• WHAT TO DO: Every record here needs to be written out again exactly.
╭─ MATERIAL
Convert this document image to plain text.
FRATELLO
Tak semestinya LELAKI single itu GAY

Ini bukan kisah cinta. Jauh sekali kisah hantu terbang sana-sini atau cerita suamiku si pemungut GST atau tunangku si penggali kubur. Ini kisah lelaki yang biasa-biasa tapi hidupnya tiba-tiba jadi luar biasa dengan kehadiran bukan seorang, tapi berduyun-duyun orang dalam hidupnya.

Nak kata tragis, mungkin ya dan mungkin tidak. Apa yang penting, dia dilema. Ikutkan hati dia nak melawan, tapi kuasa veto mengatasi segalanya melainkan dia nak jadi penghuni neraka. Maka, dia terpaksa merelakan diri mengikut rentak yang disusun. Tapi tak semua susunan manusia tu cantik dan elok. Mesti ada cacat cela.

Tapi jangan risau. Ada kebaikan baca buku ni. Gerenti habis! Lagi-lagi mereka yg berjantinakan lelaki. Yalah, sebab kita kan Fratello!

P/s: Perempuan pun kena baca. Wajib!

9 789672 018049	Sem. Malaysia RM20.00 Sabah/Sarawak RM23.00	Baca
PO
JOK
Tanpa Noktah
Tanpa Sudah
╰─
• TASK RESPONSE:
Convert this document image to plain text.
FRATELLO
Tak semestinya LELAKI single itu GAY

Ini bukan kisah cinta. Jauh sekali kisah hantu terbang sana-sini atau cerita suamiku si pemungut GST atau tunangku si penggali kubur. Ini kisah lelaki yang biasa-biasa tapi hidupnya tiba-tiba jadi luar biasa dengan kehadiran bukan seorang, tapi berduyun-duyun orang dalam hidupnya.

Nak kata tragis, mungkin ya dan mungkin tidak. Apa yang penting, dia dilema. Ikutkan hati dia nak melawan, tapi kuasa veto mengatasi segalanya melainkan dia nak jadi penghuni neraka. Maka, dia terpaksa merelakan diri mengikut rentak yang disusun. Tapi tak semua susunan manusia tu cantik dan elok. Mesti ada cacat cela.

Tapi jangan risau. Ada kebaikan baca buku ni. Gerenti habis! Lagi-lagi mereka yg berjantinakan lelaki. Yalah, sebab kita kan Fratello!

P/s: Perempuan pun kena baca. Wajib!

9 789672 018049	Sem. Malaysia RM20.00 Sabah/Sarawak RM23.00	Baca
PO
JOK
Tanpa Noktah
Tanpa Sudah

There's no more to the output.